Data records

------------

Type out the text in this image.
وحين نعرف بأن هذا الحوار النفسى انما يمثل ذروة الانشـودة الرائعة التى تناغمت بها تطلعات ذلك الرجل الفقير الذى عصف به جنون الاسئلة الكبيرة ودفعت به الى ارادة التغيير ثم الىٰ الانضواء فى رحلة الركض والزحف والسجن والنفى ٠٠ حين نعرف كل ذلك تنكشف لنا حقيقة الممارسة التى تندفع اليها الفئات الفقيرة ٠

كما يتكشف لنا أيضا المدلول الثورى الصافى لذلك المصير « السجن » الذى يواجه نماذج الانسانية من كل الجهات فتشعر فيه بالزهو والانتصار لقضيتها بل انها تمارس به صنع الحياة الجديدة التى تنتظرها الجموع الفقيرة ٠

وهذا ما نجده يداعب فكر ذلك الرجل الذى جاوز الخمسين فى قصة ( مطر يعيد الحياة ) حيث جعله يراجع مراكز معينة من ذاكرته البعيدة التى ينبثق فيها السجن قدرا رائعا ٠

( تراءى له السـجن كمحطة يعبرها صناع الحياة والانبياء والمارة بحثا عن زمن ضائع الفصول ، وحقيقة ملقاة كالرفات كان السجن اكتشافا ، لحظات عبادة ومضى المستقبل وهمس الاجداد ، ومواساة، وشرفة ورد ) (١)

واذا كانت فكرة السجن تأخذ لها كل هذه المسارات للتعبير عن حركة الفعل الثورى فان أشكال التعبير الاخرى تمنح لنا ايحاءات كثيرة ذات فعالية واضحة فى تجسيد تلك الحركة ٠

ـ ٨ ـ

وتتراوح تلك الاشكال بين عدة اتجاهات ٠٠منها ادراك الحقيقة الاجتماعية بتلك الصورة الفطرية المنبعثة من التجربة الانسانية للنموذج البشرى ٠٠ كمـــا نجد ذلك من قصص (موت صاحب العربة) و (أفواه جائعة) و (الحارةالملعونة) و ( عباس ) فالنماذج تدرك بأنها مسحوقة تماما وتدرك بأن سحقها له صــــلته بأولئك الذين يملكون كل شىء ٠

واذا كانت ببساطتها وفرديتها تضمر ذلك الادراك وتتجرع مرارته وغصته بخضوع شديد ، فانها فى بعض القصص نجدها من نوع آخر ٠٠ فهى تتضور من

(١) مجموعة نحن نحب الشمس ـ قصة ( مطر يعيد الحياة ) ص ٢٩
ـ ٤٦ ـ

------------

## YOUR INSTRUCTIONS
Transcribe all entries exactly as they are given.

## TASK SOLUTION
Type out the text in this image.
وحين نعرف بأن هذا الحوار النفسى انما يمثل ذروة الانشـودة الرائعة التى تناغمت بها تطلعات ذلك الرجل الفقير الذى عصف به جنون الاسئلة الكبيرة ودفعت به الى ارادة التغيير ثم الىٰ الانضواء فى رحلة الركض والزحف والسجن والنفى ٠٠ حين نعرف كل ذلك تنكشف لنا حقيقة الممارسة التى تندفع اليها الفئات الفقيرة ٠

كما يتكشف لنا أيضا المدلول الثورى الصافى لذلك المصير « السجن » الذى يواجه نماذج الانسانية من كل الجهات فتشعر فيه بالزهو والانتصار لقضيتها بل انها تمارس به صنع الحياة الجديدة التى تنتظرها الجموع الفقيرة ٠

وهذا ما نجده يداعب فكر ذلك الرجل الذى جاوز الخمسين فى قصة ( مطر يعيد الحياة ) حيث جعله يراجع مراكز معينة من ذاكرته البعيدة التى ينبثق فيها السجن قدرا رائعا ٠

( تراءى له السـجن كمحطة يعبرها صناع الحياة والانبياء والمارة بحثا عن زمن ضائع الفصول ، وحقيقة ملقاة كالرفات كان السجن اكتشافا ، لحظات عبادة ومضى المستقبل وهمس الاجداد ، ومواساة، وشرفة ورد ) (١)

واذا كانت فكرة السجن تأخذ لها كل هذه المسارات للتعبير عن حركة الفعل الثورى فان أشكال التعبير الاخرى تمنح لنا ايحاءات كثيرة ذات فعالية واضحة فى تجسيد تلك الحركة ٠

ـ ٨ ـ

وتتراوح تلك الاشكال بين عدة اتجاهات ٠٠منها ادراك الحقيقة الاجتماعية بتلك الصورة الفطرية المنبعثة من التجربة الانسانية للنموذج البشرى ٠٠ كمـــا نجد ذلك من قصص (موت صاحب العربة) و (أفواه جائعة) و (الحارةالملعونة) و ( عباس ) فالنماذج تدرك بأنها مسحوقة تماما وتدرك بأن سحقها له صــــلته بأولئك الذين يملكون كل شىء ٠

واذا كانت ببساطتها وفرديتها تضمر ذلك الادراك وتتجرع مرارته وغصته بخضوع شديد ، فانها فى بعض القصص نجدها من نوع آخر ٠٠ فهى تتضور من

(١) مجموعة نحن نحب الشمس ـ قصة ( مطر يعيد الحياة ) ص ٢٩
ـ ٤٦ ـ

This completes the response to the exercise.